### Stored items
=====

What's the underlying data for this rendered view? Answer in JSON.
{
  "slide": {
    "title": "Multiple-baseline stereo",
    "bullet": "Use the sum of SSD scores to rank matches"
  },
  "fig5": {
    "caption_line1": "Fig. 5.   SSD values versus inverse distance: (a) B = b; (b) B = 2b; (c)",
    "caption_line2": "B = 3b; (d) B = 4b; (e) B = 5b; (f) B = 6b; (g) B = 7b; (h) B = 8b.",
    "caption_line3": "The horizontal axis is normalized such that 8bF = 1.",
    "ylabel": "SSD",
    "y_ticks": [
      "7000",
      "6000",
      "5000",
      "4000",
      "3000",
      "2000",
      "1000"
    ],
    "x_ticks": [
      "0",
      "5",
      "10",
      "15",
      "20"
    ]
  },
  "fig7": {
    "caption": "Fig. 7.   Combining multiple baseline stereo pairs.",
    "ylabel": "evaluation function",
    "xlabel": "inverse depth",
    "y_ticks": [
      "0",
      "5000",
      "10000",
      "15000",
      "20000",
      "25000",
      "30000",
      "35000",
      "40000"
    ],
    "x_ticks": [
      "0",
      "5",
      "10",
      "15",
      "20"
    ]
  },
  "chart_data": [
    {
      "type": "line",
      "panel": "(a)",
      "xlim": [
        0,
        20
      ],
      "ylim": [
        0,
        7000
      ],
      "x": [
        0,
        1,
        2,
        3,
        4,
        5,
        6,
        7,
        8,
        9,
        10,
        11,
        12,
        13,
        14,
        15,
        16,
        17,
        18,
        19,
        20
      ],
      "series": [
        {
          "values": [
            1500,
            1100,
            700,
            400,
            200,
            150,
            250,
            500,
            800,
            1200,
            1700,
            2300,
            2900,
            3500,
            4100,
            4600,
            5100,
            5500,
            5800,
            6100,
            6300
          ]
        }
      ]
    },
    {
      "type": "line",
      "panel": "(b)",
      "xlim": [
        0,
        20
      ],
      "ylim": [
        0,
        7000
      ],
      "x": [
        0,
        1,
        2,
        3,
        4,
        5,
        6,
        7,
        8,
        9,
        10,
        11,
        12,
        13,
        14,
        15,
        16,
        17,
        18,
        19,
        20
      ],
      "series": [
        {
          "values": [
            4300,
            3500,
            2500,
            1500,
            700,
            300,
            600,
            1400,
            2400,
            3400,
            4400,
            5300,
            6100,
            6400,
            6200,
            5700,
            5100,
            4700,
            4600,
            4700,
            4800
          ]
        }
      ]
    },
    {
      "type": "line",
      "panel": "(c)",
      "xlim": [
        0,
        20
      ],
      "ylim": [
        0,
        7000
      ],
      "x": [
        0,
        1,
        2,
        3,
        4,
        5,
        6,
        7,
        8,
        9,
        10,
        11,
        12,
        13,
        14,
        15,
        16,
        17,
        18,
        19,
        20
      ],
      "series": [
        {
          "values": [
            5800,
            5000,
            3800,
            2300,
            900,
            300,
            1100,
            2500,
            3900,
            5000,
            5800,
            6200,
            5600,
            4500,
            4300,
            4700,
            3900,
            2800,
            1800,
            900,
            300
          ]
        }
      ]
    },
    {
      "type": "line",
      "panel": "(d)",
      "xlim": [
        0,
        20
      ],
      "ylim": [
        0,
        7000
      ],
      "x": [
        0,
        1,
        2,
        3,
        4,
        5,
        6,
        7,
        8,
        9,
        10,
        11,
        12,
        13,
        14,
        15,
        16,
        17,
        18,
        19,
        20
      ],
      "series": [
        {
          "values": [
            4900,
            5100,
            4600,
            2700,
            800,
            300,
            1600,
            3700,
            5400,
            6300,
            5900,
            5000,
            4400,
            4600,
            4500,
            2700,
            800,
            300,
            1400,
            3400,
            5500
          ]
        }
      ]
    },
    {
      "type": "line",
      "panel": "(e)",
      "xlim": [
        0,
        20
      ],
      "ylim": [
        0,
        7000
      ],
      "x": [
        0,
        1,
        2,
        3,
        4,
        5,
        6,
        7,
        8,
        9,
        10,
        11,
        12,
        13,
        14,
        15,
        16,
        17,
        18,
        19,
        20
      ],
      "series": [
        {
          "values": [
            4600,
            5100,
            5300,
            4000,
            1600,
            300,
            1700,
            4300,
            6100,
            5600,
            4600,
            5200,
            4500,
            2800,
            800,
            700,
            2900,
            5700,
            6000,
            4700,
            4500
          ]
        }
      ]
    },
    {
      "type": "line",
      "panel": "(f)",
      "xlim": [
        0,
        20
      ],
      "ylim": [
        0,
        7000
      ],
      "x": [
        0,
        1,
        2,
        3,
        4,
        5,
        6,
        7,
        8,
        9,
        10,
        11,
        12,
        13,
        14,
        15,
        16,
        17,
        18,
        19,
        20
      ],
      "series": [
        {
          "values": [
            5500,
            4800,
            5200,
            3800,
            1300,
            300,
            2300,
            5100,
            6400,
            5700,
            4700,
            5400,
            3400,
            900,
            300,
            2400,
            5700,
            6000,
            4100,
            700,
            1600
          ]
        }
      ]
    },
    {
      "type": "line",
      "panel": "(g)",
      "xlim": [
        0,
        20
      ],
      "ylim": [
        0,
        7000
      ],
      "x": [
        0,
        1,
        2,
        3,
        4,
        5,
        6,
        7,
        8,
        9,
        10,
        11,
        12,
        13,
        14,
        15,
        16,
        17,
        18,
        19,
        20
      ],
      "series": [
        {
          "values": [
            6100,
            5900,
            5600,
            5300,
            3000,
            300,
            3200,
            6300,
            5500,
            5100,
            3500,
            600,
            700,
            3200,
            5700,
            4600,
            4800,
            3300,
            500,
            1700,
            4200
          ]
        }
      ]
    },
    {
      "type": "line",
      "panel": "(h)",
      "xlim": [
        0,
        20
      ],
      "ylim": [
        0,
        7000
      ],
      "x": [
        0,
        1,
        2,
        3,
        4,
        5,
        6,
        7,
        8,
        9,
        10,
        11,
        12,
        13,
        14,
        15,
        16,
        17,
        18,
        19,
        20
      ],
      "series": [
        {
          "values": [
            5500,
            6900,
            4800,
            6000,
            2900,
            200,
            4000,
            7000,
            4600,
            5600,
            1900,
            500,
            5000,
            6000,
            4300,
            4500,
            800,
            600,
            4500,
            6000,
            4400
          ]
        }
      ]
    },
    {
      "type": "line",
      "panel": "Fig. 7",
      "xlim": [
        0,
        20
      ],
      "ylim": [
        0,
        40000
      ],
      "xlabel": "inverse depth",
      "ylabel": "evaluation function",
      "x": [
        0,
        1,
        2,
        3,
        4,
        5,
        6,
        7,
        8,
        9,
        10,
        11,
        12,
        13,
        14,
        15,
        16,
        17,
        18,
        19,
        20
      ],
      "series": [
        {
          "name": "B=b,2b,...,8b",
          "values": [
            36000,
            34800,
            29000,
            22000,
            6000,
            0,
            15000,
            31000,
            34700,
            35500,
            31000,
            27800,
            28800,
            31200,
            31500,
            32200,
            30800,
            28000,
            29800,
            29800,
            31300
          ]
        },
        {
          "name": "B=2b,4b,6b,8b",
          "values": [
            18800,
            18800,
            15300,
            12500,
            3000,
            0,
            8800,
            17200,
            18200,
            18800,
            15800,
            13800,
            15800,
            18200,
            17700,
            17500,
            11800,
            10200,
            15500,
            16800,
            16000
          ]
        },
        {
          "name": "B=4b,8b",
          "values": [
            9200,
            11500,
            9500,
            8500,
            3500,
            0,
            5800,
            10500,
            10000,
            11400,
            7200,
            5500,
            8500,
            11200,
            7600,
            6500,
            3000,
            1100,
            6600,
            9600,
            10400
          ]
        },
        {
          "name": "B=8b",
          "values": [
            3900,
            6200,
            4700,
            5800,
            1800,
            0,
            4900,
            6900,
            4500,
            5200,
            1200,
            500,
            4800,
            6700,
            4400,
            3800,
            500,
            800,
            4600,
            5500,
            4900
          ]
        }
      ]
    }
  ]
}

=====

### WHAT THE TASK ASKS
Write out each line of the data that holds the string "panel".

### RESPONSE TO THIS TASK
      "panel": "(a)",
      "panel": "(b)",
      "panel": "(c)",
      "panel": "(d)",
      "panel": "(e)",
      "panel": "(f)",
      "panel": "(g)",
      "panel": "(h)",
      "panel": "Fig. 7",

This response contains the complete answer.